__Exercise objective__
Give the listing below again in full, exactly as written.

__Recorded information__
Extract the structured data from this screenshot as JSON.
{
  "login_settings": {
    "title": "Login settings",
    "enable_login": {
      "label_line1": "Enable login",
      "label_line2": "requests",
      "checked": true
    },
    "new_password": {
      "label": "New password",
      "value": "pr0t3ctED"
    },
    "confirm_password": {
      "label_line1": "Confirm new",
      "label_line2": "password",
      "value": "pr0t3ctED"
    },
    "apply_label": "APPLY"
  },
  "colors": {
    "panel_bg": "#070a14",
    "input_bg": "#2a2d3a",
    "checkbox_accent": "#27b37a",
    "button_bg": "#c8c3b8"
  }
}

__Solution below__
Extract the structured data from this screenshot as JSON.
{
  "login_settings": {
    "title": "Login settings",
    "enable_login": {
      "label_line1": "Enable login",
      "label_line2": "requests",
      "checked": true
    },
    "new_password": {
      "label": "New password",
      "value": "pr0t3ctED"
    },
    "confirm_password": {
      "label_line1": "Confirm new",
      "label_line2": "password",
      "value": "pr0t3ctED"
    },
    "apply_label": "APPLY"
  },
  "colors": {
    "panel_bg": "#070a14",
    "input_bg": "#2a2d3a",
    "checkbox_accent": "#27b37a",
    "button_bg": "#c8c3b8"
  }
}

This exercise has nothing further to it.